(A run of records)
· · · · · · ·
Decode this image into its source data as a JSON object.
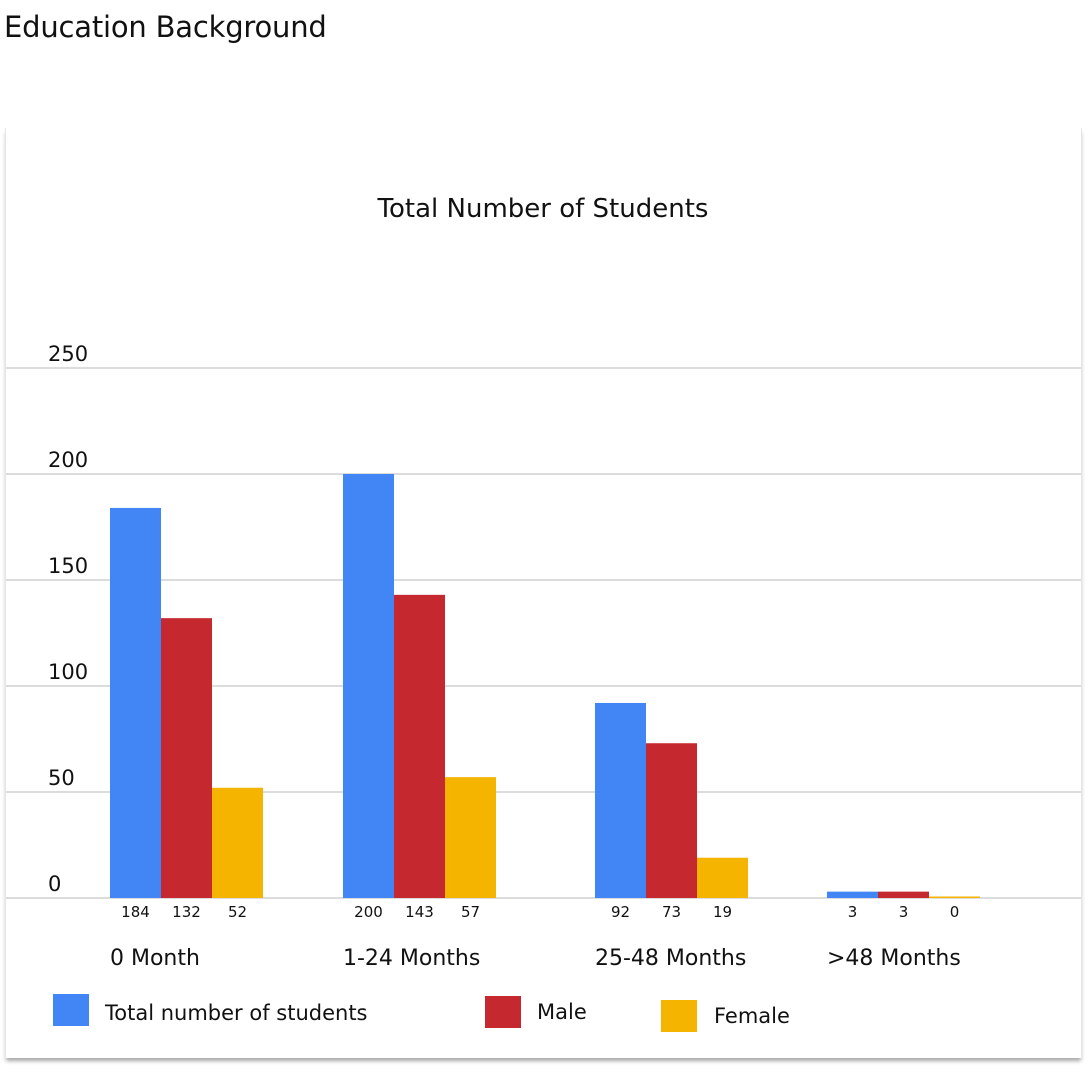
{
  "page": {
    "heading": "Education Background"
  },
  "chart_data": {
    "type": "bar",
    "title": "Total Number of Students",
    "xlabel": "",
    "ylabel": "",
    "categories": [
      "0 Month",
      "1-24 Months",
      "25-48 Months",
      ">48 Months"
    ],
    "series": [
      {
        "name": "Total number of students",
        "color": "#4285f4",
        "values": [
          184,
          200,
          92,
          3
        ]
      },
      {
        "name": "Male",
        "color": "#c5282f",
        "values": [
          132,
          143,
          73,
          3
        ]
      },
      {
        "name": "Female",
        "color": "#f4b400",
        "values": [
          52,
          57,
          19,
          0
        ]
      }
    ],
    "yticks": [
      "0",
      "50",
      "100",
      "150",
      "200",
      "250"
    ],
    "ylim": [
      0,
      250
    ],
    "grid": true,
    "legend_position": "bottom"
  }
}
· · · · · · ·
▶ _SHORT PROBLEM_: Output every entry exactly as given; pictures are not part of the copy.

▶ _TASK SOLUTION_:
Decode this image into its source data as a JSON object.
{
  "page": {
    "heading": "Education Background"
  },
  "chart_data": {
    "type": "bar",
    "title": "Total Number of Students",
    "xlabel": "",
    "ylabel": "",
    "categories": [
      "0 Month",
      "1-24 Months",
      "25-48 Months",
      ">48 Months"
    ],
    "series": [
      {
        "name": "Total number of students",
        "color": "#4285f4",
        "values": [
          184,
          200,
          92,
          3
        ]
      },
      {
        "name": "Male",
        "color": "#c5282f",
        "values": [
          132,
          143,
          73,
          3
        ]
      },
      {
        "name": "Female",
        "color": "#f4b400",
        "values": [
          52,
          57,
          19,
          0
        ]
      }
    ],
    "yticks": [
      "0",
      "50",
      "100",
      "150",
      "200",
      "250"
    ],
    "ylim": [
      0,
      250
    ],
    "grid": true,
    "legend_position": "bottom"
  }
}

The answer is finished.